Last onder dwangsom 1.4 is opgelegd (onder meer) wegens overtreding van het voorschrift dat het pedagogisch beleidsplan een concrete beschrijving moet bevatten van de wijze waarop aan de ouders van het kind bekend gemaakt wordt welke beroepskracht de mentor is (artikel 3, tweede lid, aanhef en onder c, van het Bkk). Verweerder heeft voldoende aannemelijk gemaakt dat het pedagogisch beleidsplan van 31 mei 2018 hieraan niet voldeed, omdat hierin niet is beschreven op welke wijze aan de ouders bekend wordt gemaakt wie de mentor is. Verweerder heeft er hierbij op gewezen dat de kinderen normaal gesproken worden opgevangen door twee beroepskrachten, en dat niet duidelijk is wie van hen de mentor is.
4.2.6.
Last onder dwangsom 1.5 is opgelegd (onder meer) wegens overtreding van het voorschrift dat het pedagogisch beleidsplan een concrete beschrijving moet bevatten van de werkwijze, maximale omvang en leeftijdsopbouw van de stamgroepen (artikel 3, tweede lid, aanhef en onder d, van het Bkk). Verweerder heeft voldoende aannemelijk gemaakt dat het pedagogisch beleidsplan van 31 mei 2018 hieraan niet voldeed, omdat in de beschrijving van de werkwijze van de stamgroepen niet is beschreven dat de stamgroepen aan het begin en aan het einde van de dag worden samengevoegd. Verweerder heeft voldoende aannemelijk gemaakt dat dit een belangrijk onderdeel is van de werkwijze van de stamgroepen en dat dit punt dus niet in het pedagogisch beleidsplan had mogen ontbreken.

» Gegeven opdracht A
Zet de records vanaf het begin tot en met de regel met "- leader-line-13: [225, 105, 251, 127]" om in een JSON-lijst van strings, met één string per regel en zonder lege regels.

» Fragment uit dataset
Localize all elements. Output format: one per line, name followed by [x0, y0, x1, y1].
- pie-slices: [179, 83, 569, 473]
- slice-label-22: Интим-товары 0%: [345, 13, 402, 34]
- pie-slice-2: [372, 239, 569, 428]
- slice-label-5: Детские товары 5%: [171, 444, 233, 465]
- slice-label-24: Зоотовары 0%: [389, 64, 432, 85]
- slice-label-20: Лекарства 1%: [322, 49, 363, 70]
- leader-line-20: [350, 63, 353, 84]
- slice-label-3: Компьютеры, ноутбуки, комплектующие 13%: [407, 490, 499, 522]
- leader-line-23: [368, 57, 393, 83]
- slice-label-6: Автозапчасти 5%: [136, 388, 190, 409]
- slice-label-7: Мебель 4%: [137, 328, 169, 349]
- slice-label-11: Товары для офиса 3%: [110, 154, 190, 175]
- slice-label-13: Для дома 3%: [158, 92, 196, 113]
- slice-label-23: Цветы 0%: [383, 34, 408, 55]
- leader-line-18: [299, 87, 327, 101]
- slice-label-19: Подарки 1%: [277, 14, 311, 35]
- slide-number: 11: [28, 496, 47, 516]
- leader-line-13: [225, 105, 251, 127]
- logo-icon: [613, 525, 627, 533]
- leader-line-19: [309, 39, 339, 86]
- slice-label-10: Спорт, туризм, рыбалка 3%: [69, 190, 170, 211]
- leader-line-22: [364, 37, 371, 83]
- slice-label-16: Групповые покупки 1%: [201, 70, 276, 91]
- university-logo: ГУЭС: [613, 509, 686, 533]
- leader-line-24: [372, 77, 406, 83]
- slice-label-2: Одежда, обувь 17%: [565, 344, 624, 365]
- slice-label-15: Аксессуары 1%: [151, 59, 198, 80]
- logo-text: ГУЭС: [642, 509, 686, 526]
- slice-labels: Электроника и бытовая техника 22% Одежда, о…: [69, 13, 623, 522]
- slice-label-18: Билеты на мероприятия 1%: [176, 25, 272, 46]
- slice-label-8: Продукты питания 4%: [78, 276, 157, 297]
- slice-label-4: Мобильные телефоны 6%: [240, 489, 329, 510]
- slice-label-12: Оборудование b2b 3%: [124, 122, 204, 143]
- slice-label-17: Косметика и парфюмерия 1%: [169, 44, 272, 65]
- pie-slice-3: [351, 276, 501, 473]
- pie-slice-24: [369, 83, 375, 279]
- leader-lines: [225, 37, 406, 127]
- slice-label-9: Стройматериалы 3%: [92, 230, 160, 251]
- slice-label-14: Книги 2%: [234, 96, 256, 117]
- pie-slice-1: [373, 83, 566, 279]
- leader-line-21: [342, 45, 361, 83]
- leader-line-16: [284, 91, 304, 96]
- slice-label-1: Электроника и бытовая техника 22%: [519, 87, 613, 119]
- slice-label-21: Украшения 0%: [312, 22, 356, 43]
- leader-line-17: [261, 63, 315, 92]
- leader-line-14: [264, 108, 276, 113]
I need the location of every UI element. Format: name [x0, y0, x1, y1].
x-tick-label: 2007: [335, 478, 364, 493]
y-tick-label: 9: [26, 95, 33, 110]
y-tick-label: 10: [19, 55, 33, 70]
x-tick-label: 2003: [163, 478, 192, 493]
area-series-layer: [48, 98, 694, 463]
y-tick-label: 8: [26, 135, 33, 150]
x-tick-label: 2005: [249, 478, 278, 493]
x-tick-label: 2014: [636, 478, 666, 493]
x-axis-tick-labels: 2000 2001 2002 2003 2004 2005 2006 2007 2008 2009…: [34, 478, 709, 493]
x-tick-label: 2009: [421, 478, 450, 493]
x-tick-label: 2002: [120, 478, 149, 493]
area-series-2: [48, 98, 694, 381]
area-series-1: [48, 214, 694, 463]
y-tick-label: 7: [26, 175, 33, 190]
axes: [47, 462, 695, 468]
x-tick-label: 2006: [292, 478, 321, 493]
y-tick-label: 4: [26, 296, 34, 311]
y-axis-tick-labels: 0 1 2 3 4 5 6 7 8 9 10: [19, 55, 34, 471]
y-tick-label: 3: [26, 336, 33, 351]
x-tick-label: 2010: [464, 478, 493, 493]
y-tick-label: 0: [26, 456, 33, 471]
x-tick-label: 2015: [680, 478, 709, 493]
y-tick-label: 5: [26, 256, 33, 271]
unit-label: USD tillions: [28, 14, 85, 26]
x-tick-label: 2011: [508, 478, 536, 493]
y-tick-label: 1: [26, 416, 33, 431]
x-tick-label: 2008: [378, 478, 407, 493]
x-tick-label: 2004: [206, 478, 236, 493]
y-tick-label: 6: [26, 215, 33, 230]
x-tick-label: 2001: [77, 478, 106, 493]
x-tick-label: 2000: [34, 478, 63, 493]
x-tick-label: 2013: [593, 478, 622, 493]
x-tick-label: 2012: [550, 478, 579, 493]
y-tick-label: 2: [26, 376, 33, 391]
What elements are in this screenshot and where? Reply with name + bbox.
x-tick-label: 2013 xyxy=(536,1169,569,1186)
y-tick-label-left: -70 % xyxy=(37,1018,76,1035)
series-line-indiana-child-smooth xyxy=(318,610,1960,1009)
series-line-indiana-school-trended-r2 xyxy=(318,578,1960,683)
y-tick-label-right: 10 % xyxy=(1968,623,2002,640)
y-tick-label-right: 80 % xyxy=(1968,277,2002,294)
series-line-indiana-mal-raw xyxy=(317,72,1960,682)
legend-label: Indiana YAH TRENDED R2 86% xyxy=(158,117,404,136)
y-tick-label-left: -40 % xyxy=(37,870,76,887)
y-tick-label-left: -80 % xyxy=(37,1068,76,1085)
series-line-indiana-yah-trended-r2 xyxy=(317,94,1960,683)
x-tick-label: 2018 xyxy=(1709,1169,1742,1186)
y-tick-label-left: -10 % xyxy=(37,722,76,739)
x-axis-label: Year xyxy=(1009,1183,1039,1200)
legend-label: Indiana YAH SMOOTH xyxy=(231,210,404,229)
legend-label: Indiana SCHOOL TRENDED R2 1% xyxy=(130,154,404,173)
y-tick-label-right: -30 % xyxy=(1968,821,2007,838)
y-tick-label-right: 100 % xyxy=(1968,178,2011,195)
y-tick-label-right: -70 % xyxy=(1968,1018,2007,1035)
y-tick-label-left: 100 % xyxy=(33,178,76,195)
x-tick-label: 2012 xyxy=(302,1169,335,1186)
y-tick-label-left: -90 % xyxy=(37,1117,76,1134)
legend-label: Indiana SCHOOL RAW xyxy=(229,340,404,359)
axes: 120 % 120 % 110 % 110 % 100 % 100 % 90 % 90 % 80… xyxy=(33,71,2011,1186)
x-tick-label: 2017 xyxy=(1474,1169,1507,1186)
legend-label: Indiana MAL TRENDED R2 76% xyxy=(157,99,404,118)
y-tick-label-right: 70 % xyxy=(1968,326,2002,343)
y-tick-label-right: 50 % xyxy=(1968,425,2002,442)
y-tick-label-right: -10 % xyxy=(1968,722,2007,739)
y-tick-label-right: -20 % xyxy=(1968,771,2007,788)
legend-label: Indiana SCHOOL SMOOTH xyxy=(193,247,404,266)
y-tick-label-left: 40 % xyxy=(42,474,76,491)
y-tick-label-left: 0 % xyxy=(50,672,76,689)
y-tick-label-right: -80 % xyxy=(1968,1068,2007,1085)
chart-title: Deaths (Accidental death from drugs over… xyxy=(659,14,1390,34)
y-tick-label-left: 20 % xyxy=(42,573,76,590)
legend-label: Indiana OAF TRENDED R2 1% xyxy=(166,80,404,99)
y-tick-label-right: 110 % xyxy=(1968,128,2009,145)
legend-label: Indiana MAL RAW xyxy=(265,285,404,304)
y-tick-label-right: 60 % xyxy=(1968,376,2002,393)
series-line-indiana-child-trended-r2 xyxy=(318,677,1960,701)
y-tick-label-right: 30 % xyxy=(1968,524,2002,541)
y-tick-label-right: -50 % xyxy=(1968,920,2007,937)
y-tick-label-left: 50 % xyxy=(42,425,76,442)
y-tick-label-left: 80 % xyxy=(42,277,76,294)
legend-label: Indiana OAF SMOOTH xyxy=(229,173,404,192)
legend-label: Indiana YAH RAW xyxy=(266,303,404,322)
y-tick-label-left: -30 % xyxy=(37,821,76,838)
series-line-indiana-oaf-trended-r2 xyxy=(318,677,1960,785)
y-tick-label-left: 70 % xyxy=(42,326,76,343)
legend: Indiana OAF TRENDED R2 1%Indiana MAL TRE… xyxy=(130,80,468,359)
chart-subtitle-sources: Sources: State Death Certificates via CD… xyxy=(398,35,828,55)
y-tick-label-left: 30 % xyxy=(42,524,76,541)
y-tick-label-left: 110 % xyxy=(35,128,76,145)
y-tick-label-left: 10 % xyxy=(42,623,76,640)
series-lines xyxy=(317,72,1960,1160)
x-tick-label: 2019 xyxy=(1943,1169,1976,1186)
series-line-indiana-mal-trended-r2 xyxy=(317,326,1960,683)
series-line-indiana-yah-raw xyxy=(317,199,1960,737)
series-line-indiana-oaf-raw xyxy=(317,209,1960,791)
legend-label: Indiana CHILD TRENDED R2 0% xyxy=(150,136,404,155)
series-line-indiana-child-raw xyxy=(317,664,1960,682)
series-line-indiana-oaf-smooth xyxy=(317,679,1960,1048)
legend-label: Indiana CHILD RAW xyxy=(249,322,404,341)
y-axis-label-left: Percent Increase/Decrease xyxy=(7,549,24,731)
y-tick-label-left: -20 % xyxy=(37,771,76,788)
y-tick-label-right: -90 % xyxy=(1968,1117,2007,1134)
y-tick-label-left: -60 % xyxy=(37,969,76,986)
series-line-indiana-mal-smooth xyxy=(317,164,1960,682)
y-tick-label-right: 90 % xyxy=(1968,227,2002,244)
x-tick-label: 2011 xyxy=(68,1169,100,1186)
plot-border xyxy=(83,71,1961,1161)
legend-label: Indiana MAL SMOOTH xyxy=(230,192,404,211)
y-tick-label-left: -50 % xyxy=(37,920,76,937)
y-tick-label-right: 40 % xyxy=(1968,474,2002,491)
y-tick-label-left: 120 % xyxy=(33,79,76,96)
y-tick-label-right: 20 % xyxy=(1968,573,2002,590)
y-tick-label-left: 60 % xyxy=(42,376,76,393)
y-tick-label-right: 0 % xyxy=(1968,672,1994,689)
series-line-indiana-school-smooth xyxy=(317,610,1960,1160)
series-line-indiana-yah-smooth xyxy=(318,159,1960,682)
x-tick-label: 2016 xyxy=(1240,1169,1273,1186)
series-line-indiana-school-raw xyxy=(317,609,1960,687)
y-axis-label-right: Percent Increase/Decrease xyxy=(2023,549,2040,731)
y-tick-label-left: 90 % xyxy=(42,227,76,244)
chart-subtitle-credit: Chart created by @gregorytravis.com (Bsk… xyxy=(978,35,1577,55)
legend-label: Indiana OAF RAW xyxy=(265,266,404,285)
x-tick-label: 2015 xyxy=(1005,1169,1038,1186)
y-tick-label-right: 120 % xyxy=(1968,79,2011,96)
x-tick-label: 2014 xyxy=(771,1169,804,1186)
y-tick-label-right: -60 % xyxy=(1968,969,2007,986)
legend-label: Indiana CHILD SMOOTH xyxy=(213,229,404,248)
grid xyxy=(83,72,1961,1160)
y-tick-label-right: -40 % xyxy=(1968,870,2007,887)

» Gegeven opdracht B
Zet de tekst over de lasten onder dwangsom voort vanaf de laatste zin die er staat.

» Uitwerking opdracht A
[
  "Localize all elements. Output format: one per line, name followed by [x0, y0, x1, y1].",
  "- pie-slices: [179, 83, 569, 473]",
  "- slice-label-22: Интим-товары 0%: [345, 13, 402, 34]",
  "- pie-slice-2: [372, 239, 569, 428]",
  "- slice-label-5: Детские товары 5%: [171, 444, 233, 465]",
  "- slice-label-24: Зоотовары 0%: [389, 64, 432, 85]",
  "- slice-label-20: Лекарства 1%: [322, 49, 363, 70]",
  "- leader-line-20: [350, 63, 353, 84]",
  "- slice-label-3: Компьютеры, ноутбуки, комплектующие 13%: [407, 490, 499, 522]",
  "- leader-line-23: [368, 57, 393, 83]",
  "- slice-label-6: Автозапчасти 5%: [136, 388, 190, 409]",
  "- slice-label-7: Мебель 4%: [137, 328, 169, 349]",
  "- slice-label-11: Товары для офиса 3%: [110, 154, 190, 175]",
  "- slice-label-13: Для дома 3%: [158, 92, 196, 113]",
  "- slice-label-23: Цветы 0%: [383, 34, 408, 55]",
  "- leader-line-18: [299, 87, 327, 101]",
  "- slice-label-19: Подарки 1%: [277, 14, 311, 35]",
  "- slide-number: 11: [28, 496, 47, 516]",
  "- leader-line-13: [225, 105, 251, 127]"
]

» Uitwerking opdracht B
4.2.7.
Last onder dwangsom 1.6 is opgelegd (onder meer) wegens overtreding van het voorschrift dat, indien van toepassing, het pedagogisch beleidsplan een concrete beschrijving moet bevatten van de tijden waarop wordt afgeweken van het voorgeschreven aantal beroepskrachten, alsmede van de tijden waarop in ieder geval niet daarvan wordt afgeweken (artikel 3, derde lid, aanhef en onder a, en artikel 7, tweede en vierde lid, van het Bkk). Verweerder heeft voldoende aannemelijk gemaakt dat het pedagogisch beleidsplan van 31 mei 2018 op dit punt niet voldeed. In het beleidsplan zijn wel afwijkende tijden genoemd, maar ook is vermeld dat hiervan weer wordt afgeweken als er maar drie pedagogisch medewerkers nodig zijn of bij ziekte of verlof van kinderen of pedagogisch medewerkers. Artikel 7, vierde lid, van het Bkk bepaalt dat de afwijkende inzet weliswaar op de dagen van de week kan verschillen, maar niet per week mag verschillen. Verweerder heeft voldoende aannemelijk gemaakt dat het pedagogisch beleidsplan van 31 mei 2018 hiermee niet in lijn was, althans onvolledig was. De rechtbank wijst erop dat op pagina 6 van het GGD-rapport van 8 maart 2018 op de genoemde regel van artikel 7, vierde lid, van het Bkk is gewezen.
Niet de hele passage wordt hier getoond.